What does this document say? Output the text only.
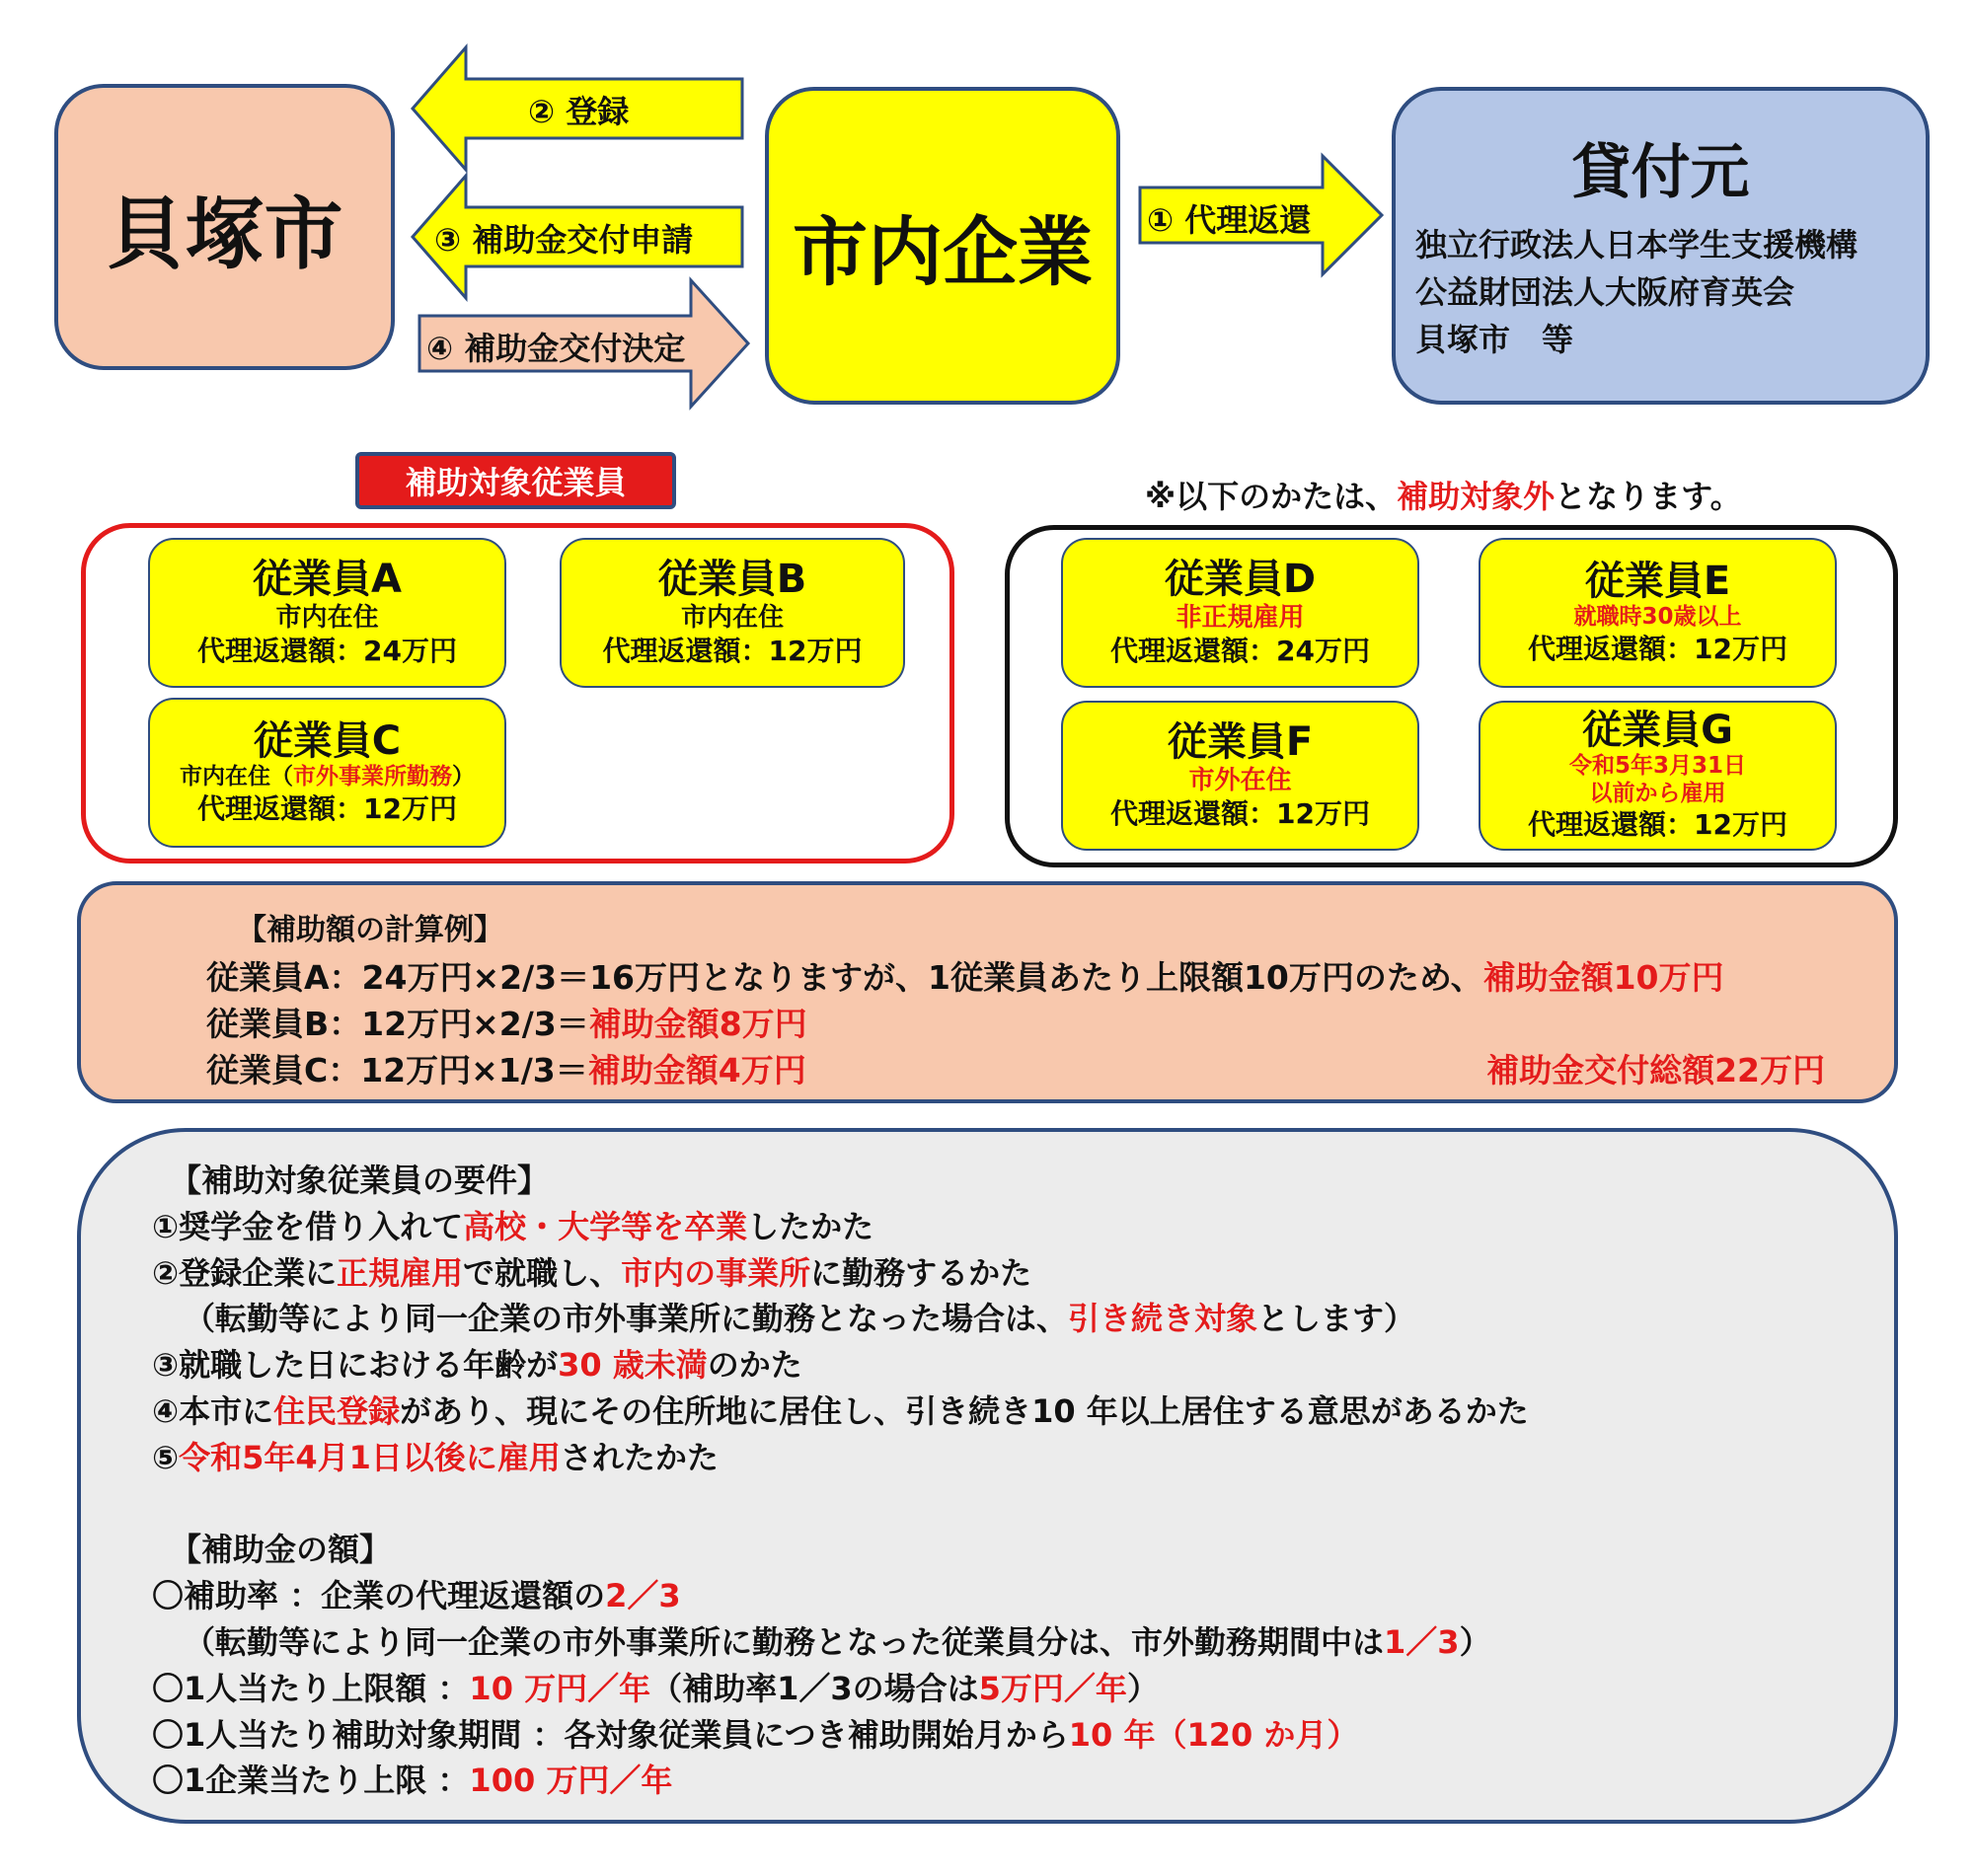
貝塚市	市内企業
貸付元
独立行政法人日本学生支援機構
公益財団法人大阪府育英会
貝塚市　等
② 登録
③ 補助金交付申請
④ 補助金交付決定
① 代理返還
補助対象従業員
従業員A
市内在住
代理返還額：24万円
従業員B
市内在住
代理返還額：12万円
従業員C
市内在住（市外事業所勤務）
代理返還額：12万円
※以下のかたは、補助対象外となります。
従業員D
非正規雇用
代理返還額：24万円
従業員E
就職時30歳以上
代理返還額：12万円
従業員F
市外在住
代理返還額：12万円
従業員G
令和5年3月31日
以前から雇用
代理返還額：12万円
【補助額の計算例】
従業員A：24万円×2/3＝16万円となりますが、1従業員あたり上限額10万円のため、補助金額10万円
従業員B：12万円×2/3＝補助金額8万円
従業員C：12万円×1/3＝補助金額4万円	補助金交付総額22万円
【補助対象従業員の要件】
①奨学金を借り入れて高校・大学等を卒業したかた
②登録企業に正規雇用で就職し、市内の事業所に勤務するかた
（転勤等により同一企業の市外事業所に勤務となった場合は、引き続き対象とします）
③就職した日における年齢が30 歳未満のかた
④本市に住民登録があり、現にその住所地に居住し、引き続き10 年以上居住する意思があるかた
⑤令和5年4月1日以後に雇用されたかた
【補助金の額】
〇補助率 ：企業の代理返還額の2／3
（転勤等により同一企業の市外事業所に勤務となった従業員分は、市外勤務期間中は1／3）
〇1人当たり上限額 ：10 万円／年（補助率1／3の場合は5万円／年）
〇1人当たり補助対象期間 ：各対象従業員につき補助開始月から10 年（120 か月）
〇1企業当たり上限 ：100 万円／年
---------------
> STATED GOAL
Go through the entries above and output them exactly, without pictures.

> FINAL ANSWER
What does this document say? Output the text only.
貝塚市	市内企業
貸付元
独立行政法人日本学生支援機構
公益財団法人大阪府育英会
貝塚市　等
② 登録
③ 補助金交付申請
④ 補助金交付決定
① 代理返還
補助対象従業員
従業員A
市内在住
代理返還額：24万円
従業員B
市内在住
代理返還額：12万円
従業員C
市内在住（市外事業所勤務）
代理返還額：12万円
※以下のかたは、補助対象外となります。
従業員D
非正規雇用
代理返還額：24万円
従業員E
就職時30歳以上
代理返還額：12万円
従業員F
市外在住
代理返還額：12万円
従業員G
令和5年3月31日
以前から雇用
代理返還額：12万円
【補助額の計算例】
従業員A：24万円×2/3＝16万円となりますが、1従業員あたり上限額10万円のため、補助金額10万円
従業員B：12万円×2/3＝補助金額8万円
従業員C：12万円×1/3＝補助金額4万円	補助金交付総額22万円
【補助対象従業員の要件】
①奨学金を借り入れて高校・大学等を卒業したかた
②登録企業に正規雇用で就職し、市内の事業所に勤務するかた
（転勤等により同一企業の市外事業所に勤務となった場合は、引き続き対象とします）
③就職した日における年齢が30 歳未満のかた
④本市に住民登録があり、現にその住所地に居住し、引き続き10 年以上居住する意思があるかた
⑤令和5年4月1日以後に雇用されたかた
【補助金の額】
〇補助率 ：企業の代理返還額の2／3
（転勤等により同一企業の市外事業所に勤務となった従業員分は、市外勤務期間中は1／3）
〇1人当たり上限額 ：10 万円／年（補助率1／3の場合は5万円／年）
〇1人当たり補助対象期間 ：各対象従業員につき補助開始月から10 年（120 か月）
〇1企業当たり上限 ：100 万円／年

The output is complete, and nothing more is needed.